Dataset rows
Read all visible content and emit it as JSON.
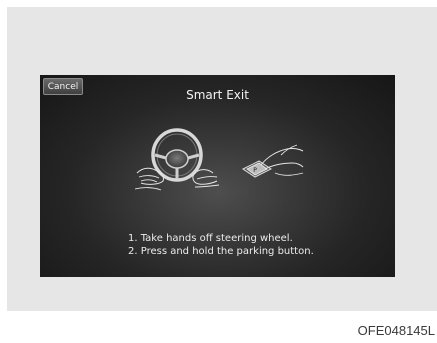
{
  "screen": {
    "cancel_label": "Cancel",
    "title": "Smart Exit",
    "instructions": [
      "1. Take hands off steering wheel.",
      "2. Press and hold the parking button."
    ]
  },
  "figure_code": "OFE048145L",
  "icons": {
    "hands_off_wheel": "steering-wheel-hands-off-icon",
    "parking_button": "parking-button-press-icon"
  }
}
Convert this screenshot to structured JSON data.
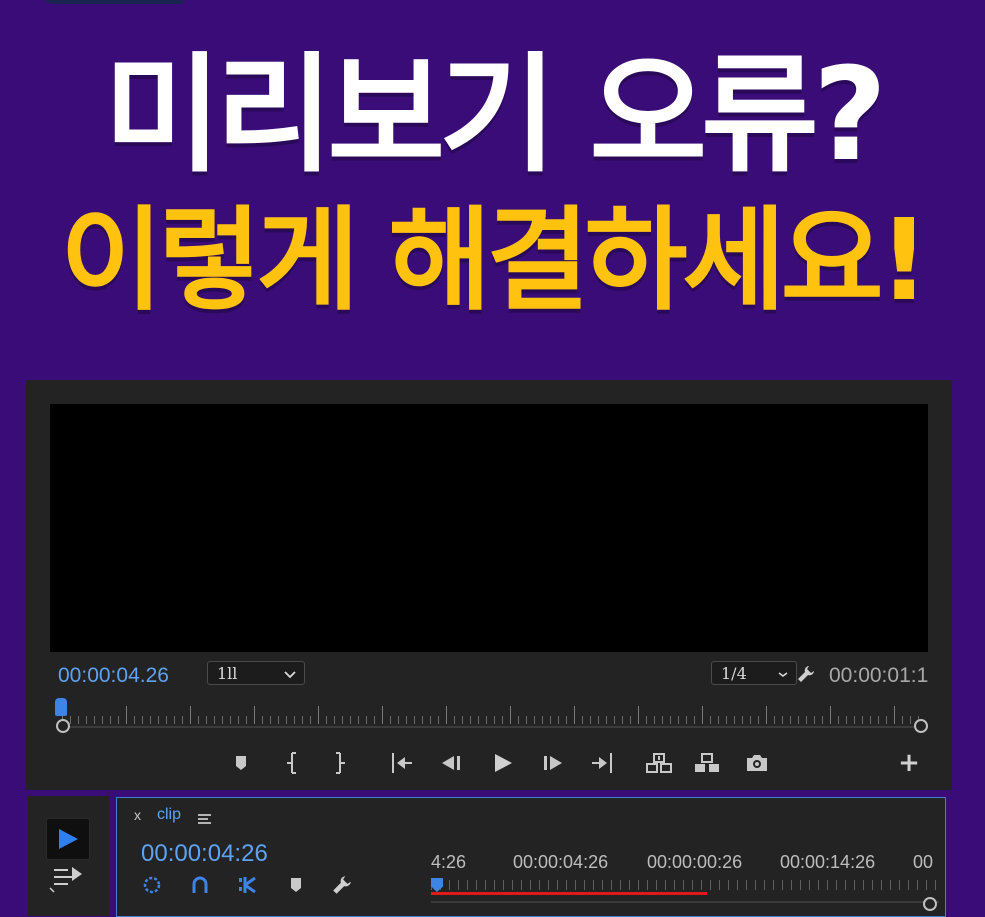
{
  "headline": {
    "line1": "미리보기 오류?",
    "line2": "이렇게 해결하세요!"
  },
  "colors": {
    "background": "#3a0c78",
    "headline1": "#ffffff",
    "headline2": "#ffc20f",
    "panel": "#232323",
    "timecode_blue": "#5ea2f2",
    "render_bar": "#e01a1a"
  },
  "program_monitor": {
    "current_timecode": "00:00:04.26",
    "zoom_value": "1ll",
    "resolution_value": "1/4",
    "duration_timecode": "00:00:01:1",
    "controls": [
      "mark-in-icon",
      "mark-in-bracket-icon",
      "mark-out-bracket-icon",
      "go-to-in-icon",
      "step-back-icon",
      "play-icon",
      "step-forward-icon",
      "go-to-out-icon",
      "lift-icon",
      "extract-icon",
      "export-frame-icon"
    ],
    "add_button": "+"
  },
  "timeline": {
    "close_label": "x",
    "sequence_name": "clip",
    "timecode": "00:00:04:26",
    "ruler_labels": [
      "4:26",
      "00:00:04:26",
      "00:00:00:26",
      "00:00:14:26",
      "00"
    ]
  }
}
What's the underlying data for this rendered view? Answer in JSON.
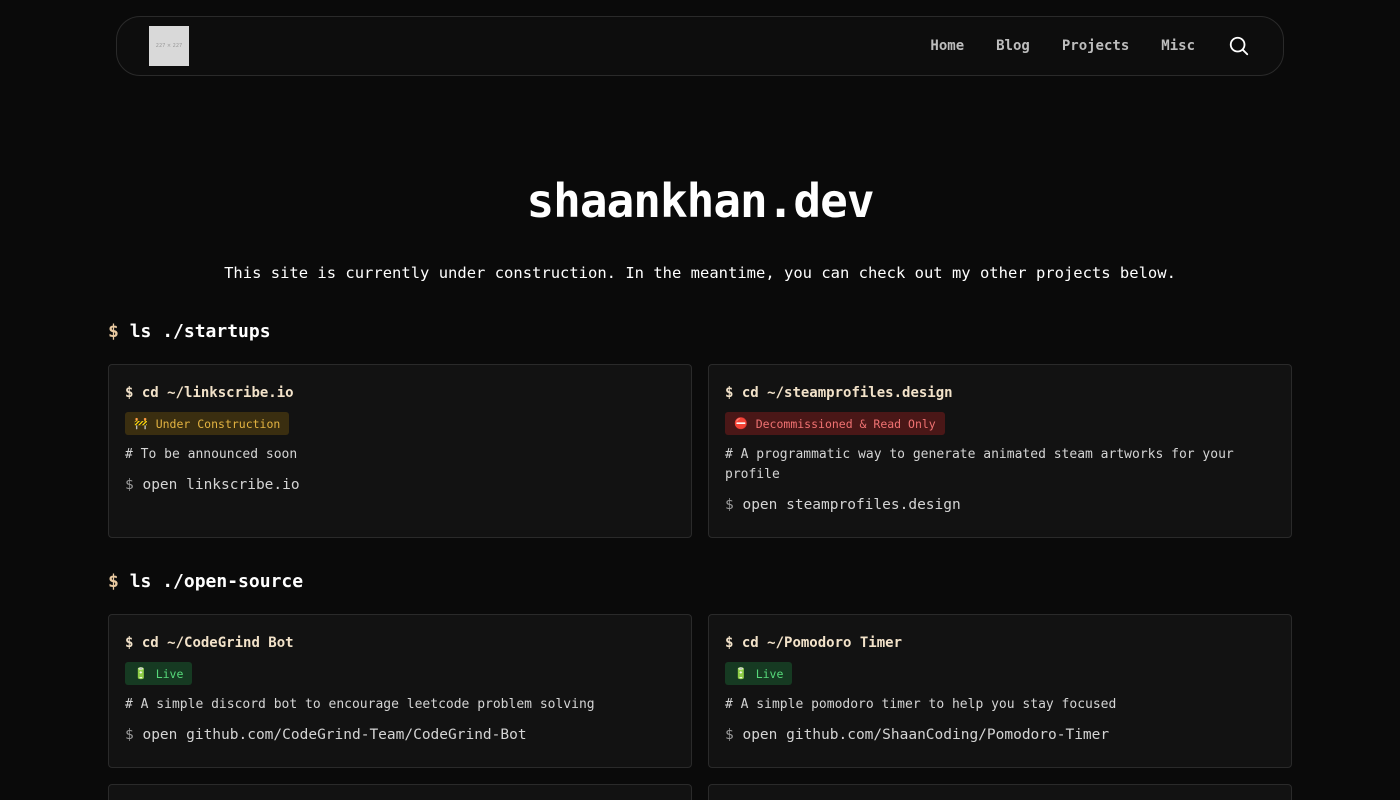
{
  "nav": {
    "logo_text": "227 × 227",
    "links": [
      "Home",
      "Blog",
      "Projects",
      "Misc"
    ]
  },
  "hero": {
    "title": "shaankhan.dev",
    "subtitle": "This site is currently under construction. In the meantime, you can check out my other projects below."
  },
  "sections": [
    {
      "prompt": "$",
      "heading": "ls ./startups",
      "cards": [
        {
          "prompt": "$",
          "title": "cd ~/linkscribe.io",
          "badge": "Under Construction",
          "badge_icon": "🚧",
          "description": "# To be announced soon",
          "cmd_prompt": "$",
          "command": "open linkscribe.io"
        },
        {
          "prompt": "$",
          "title": "cd ~/steamprofiles.design",
          "badge": "Decommissioned & Read Only",
          "badge_icon": "⛔",
          "description": "# A programmatic way to generate animated steam artworks for your profile",
          "cmd_prompt": "$",
          "command": "open steamprofiles.design"
        }
      ]
    },
    {
      "prompt": "$",
      "heading": "ls ./open-source",
      "cards": [
        {
          "prompt": "$",
          "title": "cd ~/CodeGrind Bot",
          "badge": "Live",
          "badge_icon": "🔋",
          "description": "# A simple discord bot to encourage leetcode problem solving",
          "cmd_prompt": "$",
          "command": "open github.com/CodeGrind-Team/CodeGrind-Bot"
        },
        {
          "prompt": "$",
          "title": "cd ~/Pomodoro Timer",
          "badge": "Live",
          "badge_icon": "🔋",
          "description": "# A simple pomodoro timer to help you stay focused",
          "cmd_prompt": "$",
          "command": "open github.com/ShaanCoding/Pomodoro-Timer"
        }
      ]
    }
  ],
  "colors": {
    "background": "#0a0a0a",
    "card": "#121212",
    "accent": "#e9c9a0",
    "construction": "#e3b341",
    "decommissioned": "#f07272",
    "live": "#56d97a"
  }
}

## SET PROBLEM
Return each line where "background" shows up.

## CORRECT ANSWER
    "background": "#3a0c78",
    "background": "#0a0a0a",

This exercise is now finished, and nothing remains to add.